** BEGIN Input records **

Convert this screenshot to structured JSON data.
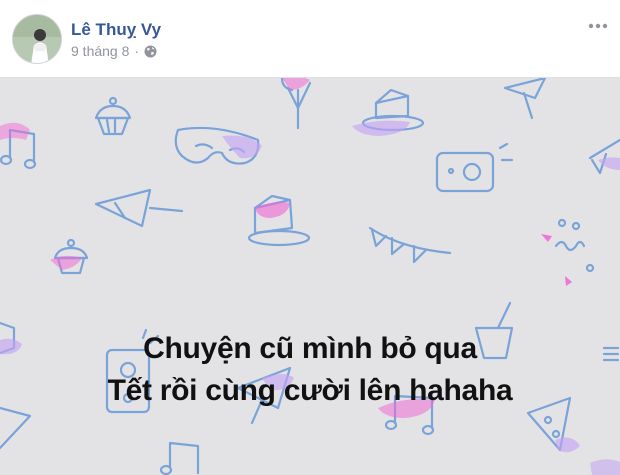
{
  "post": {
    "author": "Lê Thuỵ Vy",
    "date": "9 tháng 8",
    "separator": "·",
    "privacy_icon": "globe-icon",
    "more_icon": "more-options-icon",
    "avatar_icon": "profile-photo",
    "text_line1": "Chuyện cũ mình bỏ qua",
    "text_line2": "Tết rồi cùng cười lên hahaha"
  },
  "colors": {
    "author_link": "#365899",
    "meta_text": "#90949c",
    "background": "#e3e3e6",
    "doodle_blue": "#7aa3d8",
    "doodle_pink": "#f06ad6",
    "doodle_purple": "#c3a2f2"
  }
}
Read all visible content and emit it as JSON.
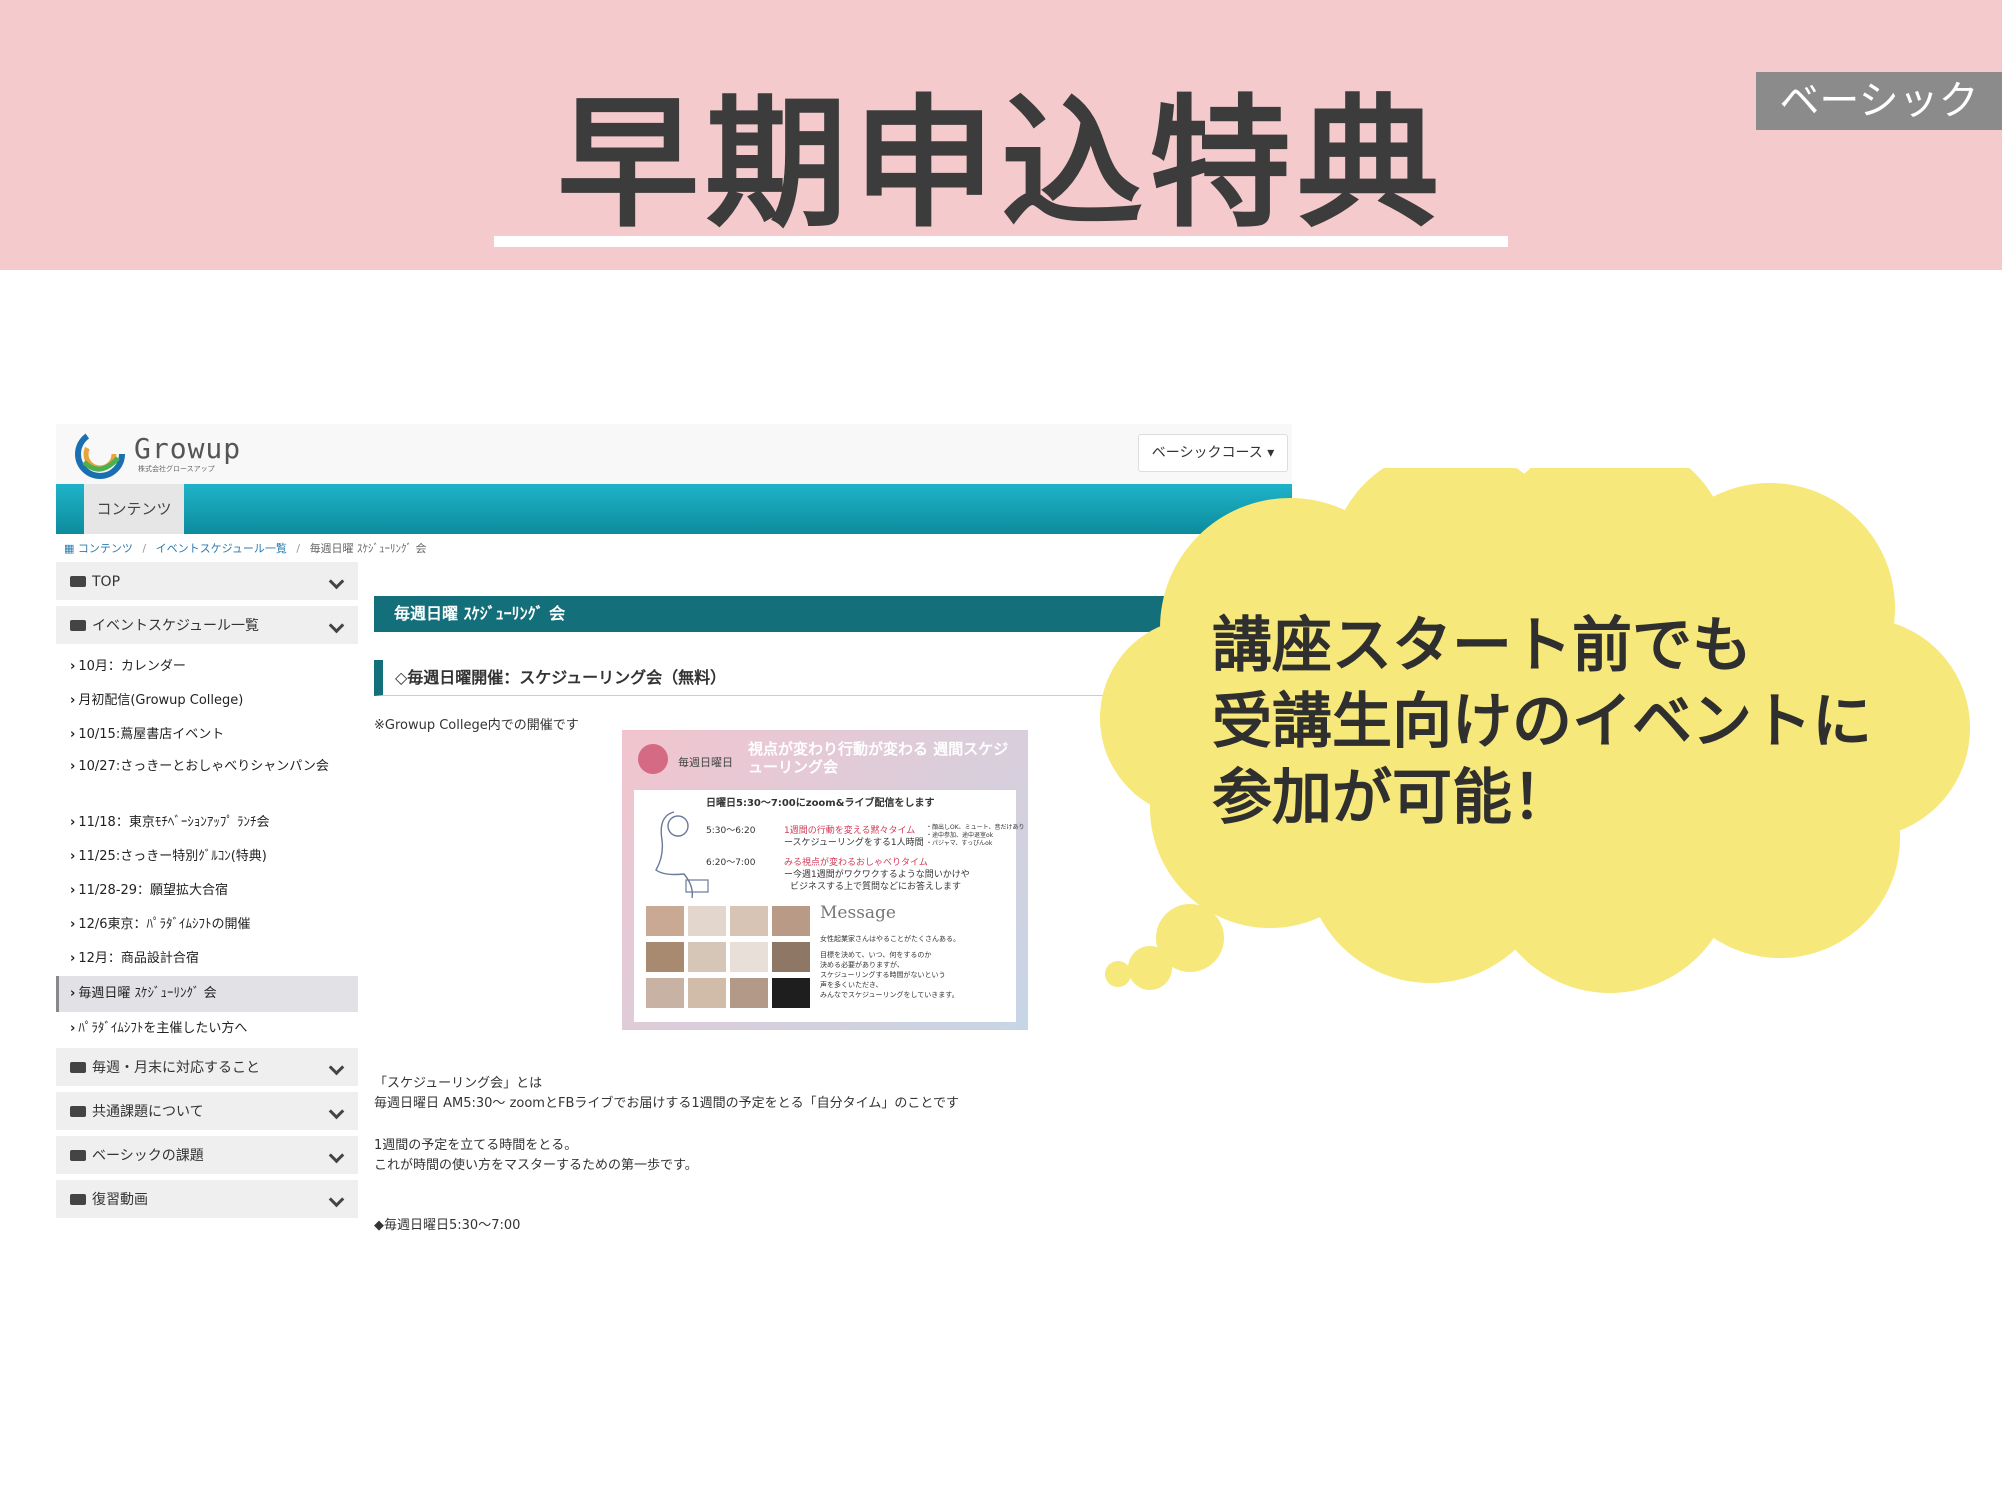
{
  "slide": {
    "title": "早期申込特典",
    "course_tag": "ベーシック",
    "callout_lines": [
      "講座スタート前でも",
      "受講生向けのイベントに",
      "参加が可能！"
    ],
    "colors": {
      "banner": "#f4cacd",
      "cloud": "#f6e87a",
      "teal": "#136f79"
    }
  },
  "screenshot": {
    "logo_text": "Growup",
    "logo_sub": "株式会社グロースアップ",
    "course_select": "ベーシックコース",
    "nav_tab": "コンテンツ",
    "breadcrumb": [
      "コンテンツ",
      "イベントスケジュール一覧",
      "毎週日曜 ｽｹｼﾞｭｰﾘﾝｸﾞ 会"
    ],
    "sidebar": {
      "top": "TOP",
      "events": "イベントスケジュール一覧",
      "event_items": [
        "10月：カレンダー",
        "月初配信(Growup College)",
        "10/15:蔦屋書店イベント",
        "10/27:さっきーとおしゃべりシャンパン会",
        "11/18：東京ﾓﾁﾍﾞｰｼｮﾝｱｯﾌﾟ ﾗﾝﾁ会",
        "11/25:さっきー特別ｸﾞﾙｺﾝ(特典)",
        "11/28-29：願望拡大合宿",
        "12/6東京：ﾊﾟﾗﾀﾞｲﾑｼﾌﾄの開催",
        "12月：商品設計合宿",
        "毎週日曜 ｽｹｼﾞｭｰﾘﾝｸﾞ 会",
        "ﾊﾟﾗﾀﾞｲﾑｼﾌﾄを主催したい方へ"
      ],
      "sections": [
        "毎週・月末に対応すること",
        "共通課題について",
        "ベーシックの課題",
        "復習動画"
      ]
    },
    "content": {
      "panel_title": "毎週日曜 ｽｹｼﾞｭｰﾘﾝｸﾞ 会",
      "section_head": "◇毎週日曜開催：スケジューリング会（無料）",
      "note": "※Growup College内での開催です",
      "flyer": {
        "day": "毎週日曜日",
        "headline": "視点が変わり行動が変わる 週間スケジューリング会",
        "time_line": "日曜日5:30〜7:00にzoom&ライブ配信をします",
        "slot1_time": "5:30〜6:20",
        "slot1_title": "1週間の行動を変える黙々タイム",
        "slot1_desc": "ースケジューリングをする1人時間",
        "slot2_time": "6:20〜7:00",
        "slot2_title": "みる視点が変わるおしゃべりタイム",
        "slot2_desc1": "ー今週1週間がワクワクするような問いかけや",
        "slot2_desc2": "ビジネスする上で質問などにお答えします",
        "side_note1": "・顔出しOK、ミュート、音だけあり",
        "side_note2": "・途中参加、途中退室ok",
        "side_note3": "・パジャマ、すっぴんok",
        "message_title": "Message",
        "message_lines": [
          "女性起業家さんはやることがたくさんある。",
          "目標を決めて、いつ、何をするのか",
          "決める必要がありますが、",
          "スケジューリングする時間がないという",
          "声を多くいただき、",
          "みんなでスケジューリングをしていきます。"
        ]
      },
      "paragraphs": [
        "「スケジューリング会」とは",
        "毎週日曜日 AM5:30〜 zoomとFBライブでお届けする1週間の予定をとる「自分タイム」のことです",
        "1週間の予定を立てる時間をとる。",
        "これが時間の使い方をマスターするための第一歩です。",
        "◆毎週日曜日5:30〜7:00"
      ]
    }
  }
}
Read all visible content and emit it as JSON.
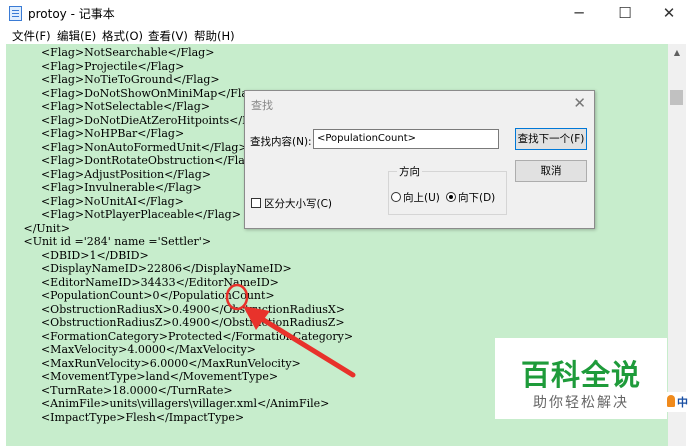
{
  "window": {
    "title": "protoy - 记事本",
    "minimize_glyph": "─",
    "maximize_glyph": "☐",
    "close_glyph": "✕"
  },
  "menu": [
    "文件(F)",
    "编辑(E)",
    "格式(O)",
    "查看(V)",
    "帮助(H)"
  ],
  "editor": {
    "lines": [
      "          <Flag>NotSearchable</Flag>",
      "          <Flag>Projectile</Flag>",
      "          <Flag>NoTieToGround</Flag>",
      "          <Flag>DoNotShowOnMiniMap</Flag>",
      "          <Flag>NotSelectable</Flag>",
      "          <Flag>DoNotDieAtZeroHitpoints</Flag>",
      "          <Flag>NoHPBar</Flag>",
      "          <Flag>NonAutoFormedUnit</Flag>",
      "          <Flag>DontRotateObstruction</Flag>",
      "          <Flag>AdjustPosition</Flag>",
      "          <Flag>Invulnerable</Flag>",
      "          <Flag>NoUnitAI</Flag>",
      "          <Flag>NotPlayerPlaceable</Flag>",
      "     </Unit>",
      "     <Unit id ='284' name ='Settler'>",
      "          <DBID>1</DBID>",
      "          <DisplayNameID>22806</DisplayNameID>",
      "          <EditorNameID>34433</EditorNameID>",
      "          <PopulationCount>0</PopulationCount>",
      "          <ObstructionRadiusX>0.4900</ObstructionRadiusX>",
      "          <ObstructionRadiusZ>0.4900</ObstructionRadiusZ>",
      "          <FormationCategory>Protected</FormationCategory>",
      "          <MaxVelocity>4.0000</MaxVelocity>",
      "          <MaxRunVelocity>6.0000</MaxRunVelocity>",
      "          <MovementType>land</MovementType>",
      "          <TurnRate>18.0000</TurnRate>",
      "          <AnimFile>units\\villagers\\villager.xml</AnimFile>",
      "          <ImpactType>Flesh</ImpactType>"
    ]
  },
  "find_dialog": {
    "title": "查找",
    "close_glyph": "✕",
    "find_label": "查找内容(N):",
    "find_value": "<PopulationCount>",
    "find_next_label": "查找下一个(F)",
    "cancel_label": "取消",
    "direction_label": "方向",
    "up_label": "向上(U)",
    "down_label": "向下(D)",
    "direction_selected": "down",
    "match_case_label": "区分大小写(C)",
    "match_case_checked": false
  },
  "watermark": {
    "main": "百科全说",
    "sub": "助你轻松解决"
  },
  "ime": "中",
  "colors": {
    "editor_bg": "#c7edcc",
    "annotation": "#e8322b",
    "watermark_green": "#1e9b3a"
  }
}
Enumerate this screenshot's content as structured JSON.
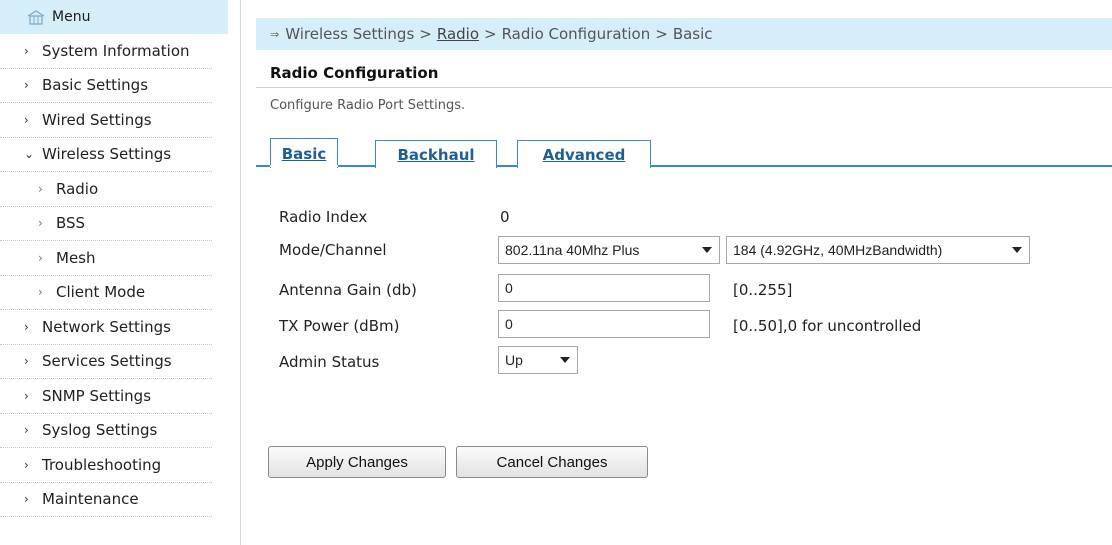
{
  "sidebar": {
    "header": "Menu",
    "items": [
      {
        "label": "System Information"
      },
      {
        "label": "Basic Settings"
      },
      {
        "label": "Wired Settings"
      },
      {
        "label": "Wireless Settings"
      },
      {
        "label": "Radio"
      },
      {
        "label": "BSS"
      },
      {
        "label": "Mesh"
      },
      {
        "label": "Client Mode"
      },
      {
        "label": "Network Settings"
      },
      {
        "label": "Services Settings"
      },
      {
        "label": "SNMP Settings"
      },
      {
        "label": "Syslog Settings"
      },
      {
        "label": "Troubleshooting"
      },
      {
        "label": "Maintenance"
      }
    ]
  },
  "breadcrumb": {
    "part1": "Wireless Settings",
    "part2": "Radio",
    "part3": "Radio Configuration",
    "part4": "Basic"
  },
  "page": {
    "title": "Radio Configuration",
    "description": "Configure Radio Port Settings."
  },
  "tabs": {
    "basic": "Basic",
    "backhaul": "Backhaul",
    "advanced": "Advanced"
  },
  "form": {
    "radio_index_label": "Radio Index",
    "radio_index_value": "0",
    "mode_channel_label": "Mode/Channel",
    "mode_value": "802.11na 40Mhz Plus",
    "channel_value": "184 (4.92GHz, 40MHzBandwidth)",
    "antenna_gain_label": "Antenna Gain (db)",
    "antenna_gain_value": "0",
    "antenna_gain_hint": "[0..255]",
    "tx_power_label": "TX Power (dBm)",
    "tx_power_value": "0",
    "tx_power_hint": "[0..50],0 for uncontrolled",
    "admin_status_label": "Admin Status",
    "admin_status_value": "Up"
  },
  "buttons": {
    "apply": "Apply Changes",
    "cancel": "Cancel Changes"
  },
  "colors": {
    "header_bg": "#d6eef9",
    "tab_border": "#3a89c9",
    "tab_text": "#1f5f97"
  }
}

** END Input records **

Description of the task: Copy each line of the data that contains the word "JSON".

Exercise output:
Convert this screenshot to structured JSON data.
Read all visible content and emit it as JSON.
Read all visible content and emit it as JSON.
Enumerate this screenshot's content as structured JSON.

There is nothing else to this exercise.